◆ PROBLEM TO SOLVE ◆
Go through the material below and copy each line where the word "want" appears.

===

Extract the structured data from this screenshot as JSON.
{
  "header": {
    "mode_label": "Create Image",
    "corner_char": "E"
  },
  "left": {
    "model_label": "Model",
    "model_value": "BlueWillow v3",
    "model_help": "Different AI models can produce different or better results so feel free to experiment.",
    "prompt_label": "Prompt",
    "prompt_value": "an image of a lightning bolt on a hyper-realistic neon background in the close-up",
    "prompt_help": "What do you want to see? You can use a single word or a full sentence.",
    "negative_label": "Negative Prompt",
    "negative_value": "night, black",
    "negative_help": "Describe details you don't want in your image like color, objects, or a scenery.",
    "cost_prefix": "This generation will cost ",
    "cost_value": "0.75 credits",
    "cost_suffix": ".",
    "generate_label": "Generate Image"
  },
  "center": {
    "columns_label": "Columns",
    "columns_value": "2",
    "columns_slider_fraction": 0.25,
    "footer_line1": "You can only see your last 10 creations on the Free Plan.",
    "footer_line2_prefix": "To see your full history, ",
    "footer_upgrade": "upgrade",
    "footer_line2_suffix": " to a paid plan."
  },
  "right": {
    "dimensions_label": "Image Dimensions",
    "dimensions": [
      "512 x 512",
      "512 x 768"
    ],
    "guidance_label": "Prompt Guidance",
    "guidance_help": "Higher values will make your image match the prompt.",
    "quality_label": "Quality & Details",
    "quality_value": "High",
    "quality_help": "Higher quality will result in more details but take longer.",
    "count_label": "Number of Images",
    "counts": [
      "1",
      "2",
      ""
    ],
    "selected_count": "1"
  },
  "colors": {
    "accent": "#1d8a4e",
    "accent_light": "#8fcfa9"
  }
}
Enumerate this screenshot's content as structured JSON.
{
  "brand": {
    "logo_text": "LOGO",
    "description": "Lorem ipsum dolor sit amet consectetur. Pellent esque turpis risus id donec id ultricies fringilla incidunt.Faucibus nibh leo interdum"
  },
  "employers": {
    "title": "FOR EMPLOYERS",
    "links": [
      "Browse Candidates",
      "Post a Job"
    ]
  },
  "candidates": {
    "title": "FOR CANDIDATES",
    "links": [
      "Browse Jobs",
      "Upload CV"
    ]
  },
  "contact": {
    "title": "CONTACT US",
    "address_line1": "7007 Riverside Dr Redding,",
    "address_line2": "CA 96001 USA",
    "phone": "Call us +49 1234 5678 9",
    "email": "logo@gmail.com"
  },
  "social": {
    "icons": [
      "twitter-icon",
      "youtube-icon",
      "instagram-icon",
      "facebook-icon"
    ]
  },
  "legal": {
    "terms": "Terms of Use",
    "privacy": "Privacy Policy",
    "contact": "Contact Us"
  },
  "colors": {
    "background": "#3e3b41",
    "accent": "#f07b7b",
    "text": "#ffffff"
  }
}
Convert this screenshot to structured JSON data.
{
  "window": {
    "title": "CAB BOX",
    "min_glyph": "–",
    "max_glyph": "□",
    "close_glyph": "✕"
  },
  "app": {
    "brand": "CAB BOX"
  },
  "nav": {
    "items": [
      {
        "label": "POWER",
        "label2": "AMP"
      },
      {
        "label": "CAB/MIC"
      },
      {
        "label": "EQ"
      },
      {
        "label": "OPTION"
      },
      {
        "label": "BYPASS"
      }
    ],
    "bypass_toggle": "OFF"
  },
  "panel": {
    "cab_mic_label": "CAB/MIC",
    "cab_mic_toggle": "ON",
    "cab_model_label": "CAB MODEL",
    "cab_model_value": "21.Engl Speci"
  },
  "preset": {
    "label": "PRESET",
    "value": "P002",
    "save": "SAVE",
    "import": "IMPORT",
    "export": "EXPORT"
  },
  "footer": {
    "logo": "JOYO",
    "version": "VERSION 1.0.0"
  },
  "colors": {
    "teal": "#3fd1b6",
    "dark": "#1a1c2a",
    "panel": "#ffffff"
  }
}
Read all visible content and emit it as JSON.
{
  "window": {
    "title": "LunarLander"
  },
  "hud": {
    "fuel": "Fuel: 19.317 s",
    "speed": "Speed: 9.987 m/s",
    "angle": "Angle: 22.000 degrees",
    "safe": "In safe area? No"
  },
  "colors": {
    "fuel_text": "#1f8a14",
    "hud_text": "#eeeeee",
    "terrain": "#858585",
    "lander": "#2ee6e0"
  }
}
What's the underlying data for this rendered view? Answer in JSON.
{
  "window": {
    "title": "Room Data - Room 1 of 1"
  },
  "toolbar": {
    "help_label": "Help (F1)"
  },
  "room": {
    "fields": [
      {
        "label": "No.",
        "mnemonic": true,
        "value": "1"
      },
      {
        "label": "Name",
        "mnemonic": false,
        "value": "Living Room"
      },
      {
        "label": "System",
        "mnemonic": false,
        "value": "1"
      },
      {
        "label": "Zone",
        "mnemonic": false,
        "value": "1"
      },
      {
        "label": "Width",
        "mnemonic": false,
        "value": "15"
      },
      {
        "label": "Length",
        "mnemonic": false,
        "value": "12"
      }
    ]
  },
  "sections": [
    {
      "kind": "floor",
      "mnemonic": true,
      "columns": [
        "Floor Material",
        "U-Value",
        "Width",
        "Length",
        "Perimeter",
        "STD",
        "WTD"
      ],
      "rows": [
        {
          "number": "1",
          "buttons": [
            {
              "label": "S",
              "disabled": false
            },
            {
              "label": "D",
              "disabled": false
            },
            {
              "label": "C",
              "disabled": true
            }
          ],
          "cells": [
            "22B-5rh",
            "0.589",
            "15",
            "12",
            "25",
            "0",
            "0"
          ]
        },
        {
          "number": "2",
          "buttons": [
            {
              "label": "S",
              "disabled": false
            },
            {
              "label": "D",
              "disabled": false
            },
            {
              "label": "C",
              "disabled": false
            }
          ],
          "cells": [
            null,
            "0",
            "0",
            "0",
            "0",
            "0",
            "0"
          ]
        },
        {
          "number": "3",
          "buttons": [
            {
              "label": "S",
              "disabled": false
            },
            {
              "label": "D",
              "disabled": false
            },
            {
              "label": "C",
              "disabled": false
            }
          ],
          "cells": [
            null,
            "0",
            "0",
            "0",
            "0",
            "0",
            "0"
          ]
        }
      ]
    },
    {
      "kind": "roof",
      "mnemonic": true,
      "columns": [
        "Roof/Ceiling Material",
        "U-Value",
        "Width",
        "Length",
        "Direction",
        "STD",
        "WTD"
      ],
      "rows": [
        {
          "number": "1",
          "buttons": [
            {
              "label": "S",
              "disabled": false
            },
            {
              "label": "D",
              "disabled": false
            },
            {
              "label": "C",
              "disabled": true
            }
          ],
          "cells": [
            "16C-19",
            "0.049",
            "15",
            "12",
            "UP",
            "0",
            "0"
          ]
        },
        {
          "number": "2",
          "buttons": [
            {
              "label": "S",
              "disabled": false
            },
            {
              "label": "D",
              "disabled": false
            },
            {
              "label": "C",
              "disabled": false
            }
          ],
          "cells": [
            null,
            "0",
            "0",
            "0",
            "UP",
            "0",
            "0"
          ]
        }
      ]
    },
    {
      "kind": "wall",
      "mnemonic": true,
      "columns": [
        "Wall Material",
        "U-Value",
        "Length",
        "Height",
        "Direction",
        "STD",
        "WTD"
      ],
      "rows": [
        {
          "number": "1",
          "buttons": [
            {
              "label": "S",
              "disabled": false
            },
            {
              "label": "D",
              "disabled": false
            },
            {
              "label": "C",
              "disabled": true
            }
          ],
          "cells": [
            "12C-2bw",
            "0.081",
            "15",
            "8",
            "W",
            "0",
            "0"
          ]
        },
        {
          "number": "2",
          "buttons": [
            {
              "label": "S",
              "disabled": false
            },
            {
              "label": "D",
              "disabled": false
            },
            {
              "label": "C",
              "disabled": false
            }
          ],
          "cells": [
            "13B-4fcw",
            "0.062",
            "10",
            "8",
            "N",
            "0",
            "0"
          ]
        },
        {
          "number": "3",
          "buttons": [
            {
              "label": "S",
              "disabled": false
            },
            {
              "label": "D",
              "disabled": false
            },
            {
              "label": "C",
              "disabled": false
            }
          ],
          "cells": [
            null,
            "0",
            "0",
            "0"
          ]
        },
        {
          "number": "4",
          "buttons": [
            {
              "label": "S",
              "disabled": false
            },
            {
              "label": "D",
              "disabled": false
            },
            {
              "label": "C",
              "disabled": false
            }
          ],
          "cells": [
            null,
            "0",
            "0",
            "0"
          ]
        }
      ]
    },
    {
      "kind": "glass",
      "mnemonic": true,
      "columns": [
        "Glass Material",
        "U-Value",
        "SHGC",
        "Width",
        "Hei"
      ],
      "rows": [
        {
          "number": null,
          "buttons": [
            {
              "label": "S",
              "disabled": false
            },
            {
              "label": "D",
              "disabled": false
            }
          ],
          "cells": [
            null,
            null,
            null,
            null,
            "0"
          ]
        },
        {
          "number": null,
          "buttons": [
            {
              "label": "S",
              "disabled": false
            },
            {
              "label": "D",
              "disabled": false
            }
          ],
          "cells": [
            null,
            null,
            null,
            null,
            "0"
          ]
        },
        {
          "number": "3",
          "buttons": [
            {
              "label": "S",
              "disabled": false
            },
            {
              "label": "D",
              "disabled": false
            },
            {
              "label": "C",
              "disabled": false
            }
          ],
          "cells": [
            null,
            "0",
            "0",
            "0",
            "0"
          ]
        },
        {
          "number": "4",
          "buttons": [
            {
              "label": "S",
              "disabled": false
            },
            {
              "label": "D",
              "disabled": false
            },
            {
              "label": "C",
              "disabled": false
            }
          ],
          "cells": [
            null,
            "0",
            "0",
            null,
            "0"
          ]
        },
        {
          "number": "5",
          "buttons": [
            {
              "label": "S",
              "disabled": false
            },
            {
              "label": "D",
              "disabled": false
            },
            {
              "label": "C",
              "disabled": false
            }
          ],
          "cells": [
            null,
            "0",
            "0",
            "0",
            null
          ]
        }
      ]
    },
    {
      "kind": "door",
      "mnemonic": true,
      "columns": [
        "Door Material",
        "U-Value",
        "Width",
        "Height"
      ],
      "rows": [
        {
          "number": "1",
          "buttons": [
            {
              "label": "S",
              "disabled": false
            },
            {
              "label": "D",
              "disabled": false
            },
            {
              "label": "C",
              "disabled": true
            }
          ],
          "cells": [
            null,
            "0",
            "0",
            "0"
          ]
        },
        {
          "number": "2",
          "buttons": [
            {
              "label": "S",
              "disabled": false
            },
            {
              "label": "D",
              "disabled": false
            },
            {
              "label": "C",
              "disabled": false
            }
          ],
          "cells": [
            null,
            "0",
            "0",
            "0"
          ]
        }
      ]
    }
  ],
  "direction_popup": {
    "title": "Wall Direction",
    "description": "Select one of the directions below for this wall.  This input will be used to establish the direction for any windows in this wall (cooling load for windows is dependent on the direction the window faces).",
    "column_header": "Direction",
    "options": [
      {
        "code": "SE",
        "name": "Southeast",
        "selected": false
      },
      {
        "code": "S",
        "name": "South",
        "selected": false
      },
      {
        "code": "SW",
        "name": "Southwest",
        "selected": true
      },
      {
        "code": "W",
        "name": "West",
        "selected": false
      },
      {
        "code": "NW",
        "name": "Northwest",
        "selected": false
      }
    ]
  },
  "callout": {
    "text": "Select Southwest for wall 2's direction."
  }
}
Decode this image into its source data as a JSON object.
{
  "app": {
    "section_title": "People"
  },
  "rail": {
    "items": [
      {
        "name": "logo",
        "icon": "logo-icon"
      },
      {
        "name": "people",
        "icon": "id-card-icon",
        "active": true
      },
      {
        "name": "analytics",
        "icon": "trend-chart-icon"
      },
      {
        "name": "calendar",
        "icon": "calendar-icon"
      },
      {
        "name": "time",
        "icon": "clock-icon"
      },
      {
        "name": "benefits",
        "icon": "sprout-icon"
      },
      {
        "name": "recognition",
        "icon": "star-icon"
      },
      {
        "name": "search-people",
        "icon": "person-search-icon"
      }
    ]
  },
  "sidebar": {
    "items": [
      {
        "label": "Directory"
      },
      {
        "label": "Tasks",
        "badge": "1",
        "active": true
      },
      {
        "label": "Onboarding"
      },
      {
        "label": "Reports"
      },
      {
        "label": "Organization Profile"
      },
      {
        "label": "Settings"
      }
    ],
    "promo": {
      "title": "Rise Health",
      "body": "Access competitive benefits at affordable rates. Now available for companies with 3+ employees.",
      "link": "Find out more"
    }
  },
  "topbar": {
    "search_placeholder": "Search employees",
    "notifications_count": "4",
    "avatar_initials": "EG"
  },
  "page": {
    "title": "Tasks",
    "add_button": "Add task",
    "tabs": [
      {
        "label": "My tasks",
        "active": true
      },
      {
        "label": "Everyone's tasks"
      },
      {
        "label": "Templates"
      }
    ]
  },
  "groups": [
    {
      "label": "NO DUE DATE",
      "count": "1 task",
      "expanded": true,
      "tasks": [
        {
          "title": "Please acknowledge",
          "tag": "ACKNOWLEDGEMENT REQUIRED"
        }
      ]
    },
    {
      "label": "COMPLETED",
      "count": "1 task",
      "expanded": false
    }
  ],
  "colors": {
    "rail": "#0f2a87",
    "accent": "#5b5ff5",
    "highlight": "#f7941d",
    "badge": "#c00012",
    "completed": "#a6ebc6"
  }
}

===

◆ TASK RESPONSE ◆
    "prompt_help": "What do you want to see? You can use a single word or a full sentence.",
    "negative_help": "Describe details you don't want in your image like color, objects, or a scenery.",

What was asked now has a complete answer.